╭─ SOURCE MATERIAL

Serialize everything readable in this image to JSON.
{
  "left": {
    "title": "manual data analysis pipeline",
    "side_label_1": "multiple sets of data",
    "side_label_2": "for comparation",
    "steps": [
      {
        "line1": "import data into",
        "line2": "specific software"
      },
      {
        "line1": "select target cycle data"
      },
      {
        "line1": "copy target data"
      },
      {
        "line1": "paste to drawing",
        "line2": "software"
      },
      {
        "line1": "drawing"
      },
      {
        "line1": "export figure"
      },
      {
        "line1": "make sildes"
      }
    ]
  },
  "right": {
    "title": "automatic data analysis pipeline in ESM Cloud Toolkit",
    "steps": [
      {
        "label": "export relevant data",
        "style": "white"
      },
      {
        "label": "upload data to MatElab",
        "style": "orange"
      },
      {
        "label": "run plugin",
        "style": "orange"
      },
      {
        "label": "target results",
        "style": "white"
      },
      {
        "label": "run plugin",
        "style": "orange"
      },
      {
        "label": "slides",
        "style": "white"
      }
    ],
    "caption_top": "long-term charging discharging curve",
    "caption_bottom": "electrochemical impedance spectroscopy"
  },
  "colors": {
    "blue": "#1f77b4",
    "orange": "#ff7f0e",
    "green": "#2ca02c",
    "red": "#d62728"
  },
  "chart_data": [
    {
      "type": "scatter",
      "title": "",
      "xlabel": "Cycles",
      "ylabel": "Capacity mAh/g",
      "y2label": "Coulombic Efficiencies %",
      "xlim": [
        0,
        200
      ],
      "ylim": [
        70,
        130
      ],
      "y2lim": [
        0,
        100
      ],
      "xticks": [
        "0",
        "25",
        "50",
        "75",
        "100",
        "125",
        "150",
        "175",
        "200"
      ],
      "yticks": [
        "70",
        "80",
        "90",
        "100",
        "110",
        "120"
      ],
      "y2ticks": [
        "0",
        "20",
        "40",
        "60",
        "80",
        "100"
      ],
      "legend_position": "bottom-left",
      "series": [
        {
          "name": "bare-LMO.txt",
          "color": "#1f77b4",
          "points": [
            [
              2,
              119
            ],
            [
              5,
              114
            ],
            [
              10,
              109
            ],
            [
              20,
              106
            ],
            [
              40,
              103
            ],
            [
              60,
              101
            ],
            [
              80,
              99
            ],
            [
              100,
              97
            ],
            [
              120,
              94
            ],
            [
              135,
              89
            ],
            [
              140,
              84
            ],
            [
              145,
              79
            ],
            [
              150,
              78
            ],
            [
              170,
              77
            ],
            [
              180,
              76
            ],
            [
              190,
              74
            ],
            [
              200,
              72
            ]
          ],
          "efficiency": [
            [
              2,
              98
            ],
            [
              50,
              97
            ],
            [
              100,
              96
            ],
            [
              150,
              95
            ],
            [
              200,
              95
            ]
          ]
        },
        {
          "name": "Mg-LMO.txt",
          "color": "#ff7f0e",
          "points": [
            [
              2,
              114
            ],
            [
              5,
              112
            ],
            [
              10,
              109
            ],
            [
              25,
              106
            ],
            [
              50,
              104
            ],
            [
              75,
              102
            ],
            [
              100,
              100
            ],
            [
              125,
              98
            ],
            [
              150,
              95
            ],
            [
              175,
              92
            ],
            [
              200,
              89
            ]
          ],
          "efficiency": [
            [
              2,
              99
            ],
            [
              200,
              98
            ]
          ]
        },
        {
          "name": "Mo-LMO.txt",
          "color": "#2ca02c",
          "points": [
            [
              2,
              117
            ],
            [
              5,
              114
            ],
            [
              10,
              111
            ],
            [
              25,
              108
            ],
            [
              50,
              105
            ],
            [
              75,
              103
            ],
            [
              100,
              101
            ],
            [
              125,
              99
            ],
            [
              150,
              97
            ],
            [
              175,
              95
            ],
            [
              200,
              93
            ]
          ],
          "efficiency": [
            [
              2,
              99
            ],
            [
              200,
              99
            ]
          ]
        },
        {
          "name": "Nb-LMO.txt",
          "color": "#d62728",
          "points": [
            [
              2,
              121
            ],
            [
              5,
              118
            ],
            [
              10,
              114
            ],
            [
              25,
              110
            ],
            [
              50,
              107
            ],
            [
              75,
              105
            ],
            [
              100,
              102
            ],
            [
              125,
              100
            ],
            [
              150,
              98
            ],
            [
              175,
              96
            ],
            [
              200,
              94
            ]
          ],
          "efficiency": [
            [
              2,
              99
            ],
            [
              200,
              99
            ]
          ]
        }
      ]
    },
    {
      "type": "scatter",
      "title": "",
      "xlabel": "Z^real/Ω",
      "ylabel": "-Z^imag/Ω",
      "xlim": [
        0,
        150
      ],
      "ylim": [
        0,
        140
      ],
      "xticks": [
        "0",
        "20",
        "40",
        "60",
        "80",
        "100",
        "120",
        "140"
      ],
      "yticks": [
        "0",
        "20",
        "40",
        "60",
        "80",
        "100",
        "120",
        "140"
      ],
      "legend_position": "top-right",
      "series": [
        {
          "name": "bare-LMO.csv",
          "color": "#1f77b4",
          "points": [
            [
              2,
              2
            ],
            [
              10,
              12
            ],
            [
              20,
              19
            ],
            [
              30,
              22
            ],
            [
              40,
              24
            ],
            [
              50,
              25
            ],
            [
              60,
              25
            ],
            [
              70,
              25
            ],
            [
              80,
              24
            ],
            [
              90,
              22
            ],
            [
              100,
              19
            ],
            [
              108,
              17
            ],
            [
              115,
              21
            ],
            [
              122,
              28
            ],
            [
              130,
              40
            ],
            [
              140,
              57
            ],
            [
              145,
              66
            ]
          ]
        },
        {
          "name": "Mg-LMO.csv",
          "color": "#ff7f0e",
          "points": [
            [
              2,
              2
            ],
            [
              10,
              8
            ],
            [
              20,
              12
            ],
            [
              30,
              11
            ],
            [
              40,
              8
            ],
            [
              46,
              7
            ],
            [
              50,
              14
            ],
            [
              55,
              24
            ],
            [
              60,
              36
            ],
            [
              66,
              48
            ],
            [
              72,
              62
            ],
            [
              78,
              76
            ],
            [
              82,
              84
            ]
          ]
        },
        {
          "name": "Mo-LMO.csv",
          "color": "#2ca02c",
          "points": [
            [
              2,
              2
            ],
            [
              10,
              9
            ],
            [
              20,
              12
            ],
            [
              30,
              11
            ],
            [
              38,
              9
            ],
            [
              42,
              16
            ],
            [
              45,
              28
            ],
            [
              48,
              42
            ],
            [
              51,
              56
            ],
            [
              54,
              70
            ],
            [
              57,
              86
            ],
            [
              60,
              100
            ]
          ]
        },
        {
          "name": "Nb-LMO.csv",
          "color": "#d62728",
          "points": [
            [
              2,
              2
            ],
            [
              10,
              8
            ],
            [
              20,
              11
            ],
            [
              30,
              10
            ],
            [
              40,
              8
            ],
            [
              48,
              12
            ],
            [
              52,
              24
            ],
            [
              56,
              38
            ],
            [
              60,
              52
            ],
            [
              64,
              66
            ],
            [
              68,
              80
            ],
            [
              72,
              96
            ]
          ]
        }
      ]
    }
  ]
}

╰─

(WHAT THE EXERCISE ASKS): Show all lines from the data above in which the word "software" appears.

(THE RESPONSE):
        "line2": "specific software"
        "line2": "software"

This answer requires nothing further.